Got you down Kevin, Please PM shadslinger about the fish. Also Pm me with the amount of beans so I do not over order from other 2coolers. I will get emails or PMs out to all this afternoon asking for various side dishes.


----------



## Reel Time (Oct 6, 2009)

I'm bringing four watermelons and probably a side dish.


----------



## shadslinger (Aug 21, 2005)

Reel Time, I have a big cooler that will hold 2 deer and a decent hog, should work great for cooling 4 melons down. I'll bring it with ice and you can drop them in, a cold melon after fried fish is a real time treat!


----------



## oilfish (Jan 23, 2010)

*Oilfish heading to All star Tourney in Shepard*

Man, I hate that I will be missing the party this weekend :-( Lets hope the weather hold for the 2 coolers ya'll are going to have a blast with the story telling. I have got to represent Livingston with a mighty group of 7 & 8 year old future leaders we play Friday, Saturday, Sunday, maybe Monday & Tuesday in Shepard.

Side note I took 4 kiddos from The team over to Penwaugh Sunday evening 7 PM till dark and after the 3rd stop found a nice school of Whites in 22' and we worked them over pretty good. I love watching / teaching the kiddos and the look on there face when they finally Get It. The only sad part is we did not catch one stiper that evening.

wish us luck

Oilfish


----------



## Reel Time (Oct 6, 2009)

Hey guys, remember on another thread we were talking about how to identify a 2Cool boat on the water? There were numerous ideas thrown out and some thought (OK me!) a yellow ribbon on your stern light signifying the old 2 cool sticker and also remembering our armed forces would be easy identification.

So..... I took that idea and bought about 21 yards of yellow ribbon.
Come see me at the fish fry and get yours. This is my gift to my 2Cool family. Find me quickly because when it's gone, it's gone!


----------



## Lone Eagle (Aug 20, 2009)

Reel Time, that's a great idea. I usually put my lights back in the locker shortly after daylight though. Trying to think of a way to display it when the lights are not up. I do this as I have had customers accidently damage my stern light in the past and I damaged my bow running light earlier this year chasing a catfish under a boathouse on the main lake...lol.


----------

- _Data to process_

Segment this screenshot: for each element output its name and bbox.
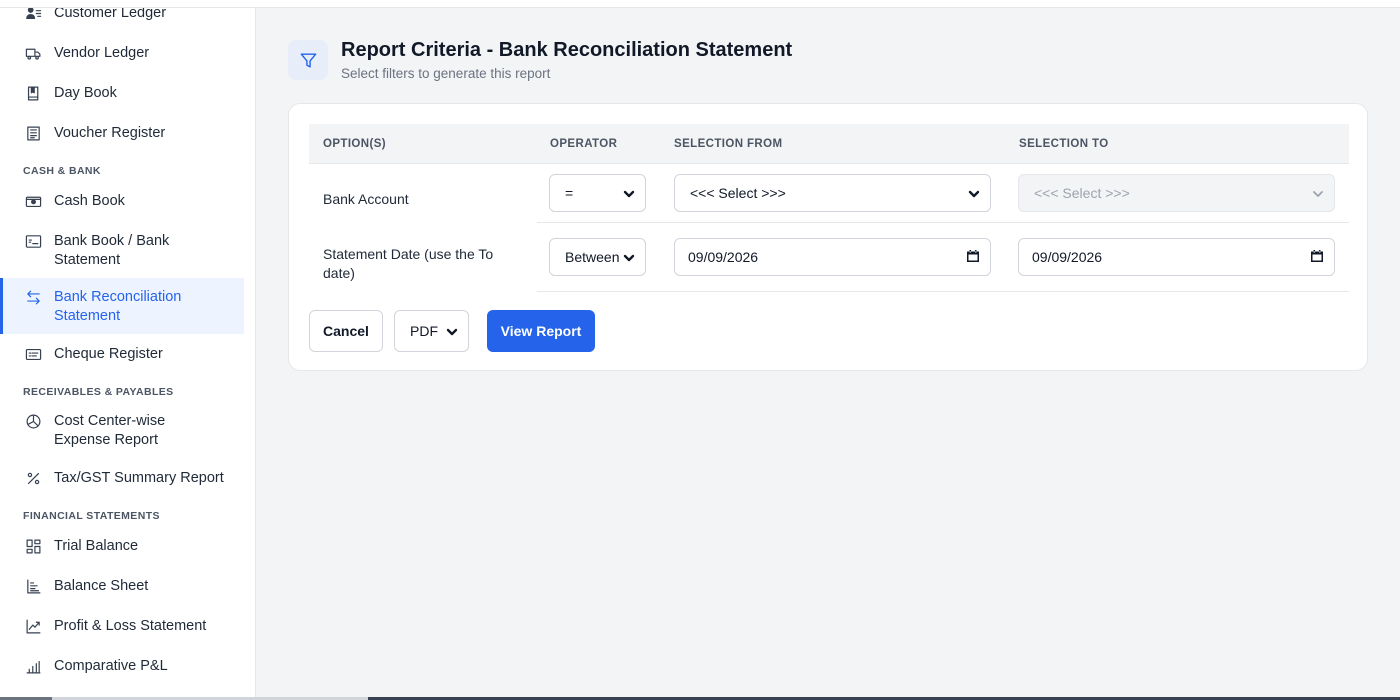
date-from-input[interactable]: 09/09/2026 bbox=[674, 238, 991, 276]
row-divider bbox=[537, 222, 1349, 223]
bar-chart-icon bbox=[24, 657, 42, 675]
sidebar-item-label: Bank Book / Bank Statement bbox=[54, 233, 170, 268]
date-from-value: 09/09/2026 bbox=[688, 249, 759, 265]
pie-chart-icon bbox=[24, 412, 42, 430]
format-value: PDF bbox=[410, 323, 438, 339]
date-to-input[interactable]: 09/09/2026 bbox=[1018, 238, 1335, 276]
sidebar-item-label: Day Book bbox=[54, 85, 117, 101]
selection-from-bank-account[interactable]: <<< Select >>> bbox=[674, 174, 991, 212]
operator-select-bank-account[interactable]: = bbox=[549, 174, 646, 212]
bar-list-icon bbox=[24, 577, 42, 595]
sidebar-item-tax-gst-summary[interactable]: Tax/GST Summary Report bbox=[0, 469, 244, 488]
filter-icon bbox=[288, 40, 328, 80]
format-select[interactable]: PDF bbox=[394, 310, 469, 352]
column-header-selection-to: SELECTION TO bbox=[1019, 138, 1109, 150]
view-report-button[interactable]: View Report bbox=[487, 310, 595, 352]
section-label-financial-statements: FINANCIAL STATEMENTS bbox=[23, 510, 160, 522]
sidebar-item-bank-book[interactable]: Bank Book / Bank Statement bbox=[0, 232, 244, 270]
criteria-table-header: OPTION(S) OPERATOR SELECTION FROM SELECT… bbox=[309, 124, 1349, 164]
section-label-cash-bank: CASH & BANK bbox=[23, 165, 101, 177]
sidebar-item-voucher-register[interactable]: Voucher Register bbox=[0, 124, 244, 143]
sidebar: Customer Ledger Vendor Ledger Day Book V… bbox=[0, 8, 256, 700]
sidebar-item-balance-sheet[interactable]: Balance Sheet bbox=[0, 577, 244, 596]
sidebar-item-day-book[interactable]: Day Book bbox=[0, 84, 244, 103]
sidebar-item-cheque-register[interactable]: Cheque Register bbox=[0, 345, 244, 364]
row-divider bbox=[537, 291, 1349, 292]
chevron-down-icon bbox=[623, 251, 635, 263]
arrows-swap-icon bbox=[24, 288, 42, 306]
grid-layout-icon bbox=[24, 537, 42, 555]
section-label-receivables-payables: RECEIVABLES & PAYABLES bbox=[23, 386, 174, 398]
main-content: Report Criteria - Bank Reconciliation St… bbox=[256, 8, 1400, 700]
sidebar-item-label: Cost Center-wise Expense Report bbox=[54, 413, 166, 448]
chevron-down-icon bbox=[446, 325, 458, 337]
column-header-options: OPTION(S) bbox=[323, 138, 387, 150]
operator-select-statement-date[interactable]: Between bbox=[549, 238, 646, 276]
trend-up-icon bbox=[24, 617, 42, 635]
sidebar-item-label: Customer Ledger bbox=[54, 8, 167, 21]
sidebar-item-label: Bank Reconciliation Statement bbox=[54, 289, 182, 324]
page-title: Report Criteria - Bank Reconciliation St… bbox=[341, 39, 793, 61]
option-label-statement-date: Statement Date (use the To date) bbox=[323, 246, 494, 281]
chevron-down-icon bbox=[623, 187, 635, 199]
sidebar-item-customer-ledger[interactable]: Customer Ledger bbox=[0, 8, 244, 23]
top-bar bbox=[0, 0, 1400, 8]
selection-from-value: <<< Select >>> bbox=[690, 185, 786, 201]
sidebar-item-label: Balance Sheet bbox=[54, 578, 149, 594]
column-header-operator: OPERATOR bbox=[550, 138, 618, 150]
sidebar-item-label: Trial Balance bbox=[54, 538, 139, 554]
sidebar-item-bank-reconciliation[interactable]: Bank Reconciliation Statement bbox=[0, 278, 244, 334]
sidebar-item-comparative-pl[interactable]: Comparative P&L bbox=[0, 657, 244, 676]
selection-to-bank-account: <<< Select >>> bbox=[1018, 174, 1335, 212]
calendar-icon[interactable] bbox=[1310, 249, 1324, 266]
cancel-button[interactable]: Cancel bbox=[309, 310, 383, 352]
sidebar-item-label: Cheque Register bbox=[54, 346, 163, 362]
sidebar-item-label: Voucher Register bbox=[54, 125, 166, 141]
cash-icon bbox=[24, 192, 42, 210]
selection-to-value: <<< Select >>> bbox=[1034, 185, 1130, 201]
sidebar-item-label: Tax/GST Summary Report bbox=[54, 470, 224, 486]
sidebar-item-label: Vendor Ledger bbox=[54, 45, 150, 61]
column-header-selection-from: SELECTION FROM bbox=[674, 138, 783, 150]
sidebar-item-label: Profit & Loss Statement bbox=[54, 618, 207, 634]
sidebar-item-profit-loss[interactable]: Profit & Loss Statement bbox=[0, 617, 244, 636]
sidebar-item-vendor-ledger[interactable]: Vendor Ledger bbox=[0, 44, 244, 63]
chevron-down-icon bbox=[968, 187, 980, 199]
calendar-icon[interactable] bbox=[966, 249, 980, 266]
register-icon bbox=[24, 124, 42, 142]
criteria-card: OPTION(S) OPERATOR SELECTION FROM SELECT… bbox=[288, 103, 1368, 371]
bank-statement-icon bbox=[24, 232, 42, 250]
truck-icon bbox=[24, 44, 42, 62]
option-label-bank-account: Bank Account bbox=[323, 191, 409, 207]
date-to-value: 09/09/2026 bbox=[1032, 249, 1103, 265]
chevron-down-icon bbox=[1312, 187, 1324, 199]
page-subtitle: Select filters to generate this report bbox=[341, 66, 551, 81]
cheque-icon bbox=[24, 345, 42, 363]
operator-value: = bbox=[565, 185, 574, 201]
book-icon bbox=[24, 84, 42, 102]
sidebar-item-cost-center-expense[interactable]: Cost Center-wise Expense Report bbox=[0, 412, 244, 450]
sidebar-item-label: Comparative P&L bbox=[54, 658, 168, 674]
percent-icon bbox=[24, 469, 42, 487]
sidebar-item-trial-balance[interactable]: Trial Balance bbox=[0, 537, 244, 556]
customer-ledger-icon bbox=[24, 8, 42, 22]
sidebar-item-label: Cash Book bbox=[54, 193, 125, 209]
operator-value: Between bbox=[565, 249, 620, 265]
sidebar-item-cash-book[interactable]: Cash Book bbox=[0, 192, 244, 211]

- _Written tasks_
1. In the forum thread, how many yards of yellow ribbon did Reel Time buy?
2. In the records, switch "View Report" to "Generate Report" in the lines from the one with "238, 991, 276]" to the one with "238, 646, 276]", leaving everything else the same, and return only those lines.
The forum thread and the records have nothing to do with each other.

- _Expected responses_
1. About 21 yards.

2.
date-from-input[interactable]: 09/09/2026 bbox=[674, 238, 991, 276]
row-divider bbox=[537, 222, 1349, 223]
bar-chart-icon bbox=[24, 657, 42, 675]
sidebar-item-label: Bank Book / Bank Statement bbox=[54, 233, 170, 268]
date-from-value: 09/09/2026 bbox=[688, 249, 759, 265]
pie-chart-icon bbox=[24, 412, 42, 430]
format-value: PDF bbox=[410, 323, 438, 339]
date-to-input[interactable]: 09/09/2026 bbox=[1018, 238, 1335, 276]
sidebar-item-label: Day Book bbox=[54, 85, 117, 101]
selection-from-bank-account[interactable]: <<< Select >>> bbox=[674, 174, 991, 212]
operator-select-bank-account[interactable]: = bbox=[549, 174, 646, 212]
bar-list-icon bbox=[24, 577, 42, 595]
sidebar-item-tax-gst-summary[interactable]: Tax/GST Summary Report bbox=[0, 469, 244, 488]
filter-icon bbox=[288, 40, 328, 80]
format-select[interactable]: PDF bbox=[394, 310, 469, 352]
column-header-selection-to: SELECTION TO bbox=[1019, 138, 1109, 150]
view-report-button[interactable]: Generate Report bbox=[487, 310, 595, 352]
section-label-financial-statements: FINANCIAL STATEMENTS bbox=[23, 510, 160, 522]
sidebar-item-bank-book[interactable]: Bank Book / Bank Statement bbox=[0, 232, 244, 270]
criteria-table-header: OPTION(S) OPERATOR SELECTION FROM SELECT… bbox=[309, 124, 1349, 164]
section-label-cash-bank: CASH & BANK bbox=[23, 165, 101, 177]
sidebar-item-voucher-register[interactable]: Voucher Register bbox=[0, 124, 244, 143]
sidebar: Customer Ledger Vendor Ledger Day Book V… bbox=[0, 8, 256, 700]
sidebar-item-balance-sheet[interactable]: Balance Sheet bbox=[0, 577, 244, 596]
sidebar-item-day-book[interactable]: Day Book bbox=[0, 84, 244, 103]
sidebar-item-cheque-register[interactable]: Cheque Register bbox=[0, 345, 244, 364]
row-divider bbox=[537, 291, 1349, 292]
chevron-down-icon bbox=[623, 251, 635, 263]
arrows-swap-icon bbox=[24, 288, 42, 306]
grid-layout-icon bbox=[24, 537, 42, 555]
section-label-receivables-payables: RECEIVABLES & PAYABLES bbox=[23, 386, 174, 398]
main-content: Report Criteria - Bank Reconciliation St… bbox=[256, 8, 1400, 700]
sidebar-item-label: Cost Center-wise Expense Report bbox=[54, 413, 166, 448]
chevron-down-icon bbox=[446, 325, 458, 337]
column-header-options: OPTION(S) bbox=[323, 138, 387, 150]
operator-select-statement-date[interactable]: Between bbox=[549, 238, 646, 276]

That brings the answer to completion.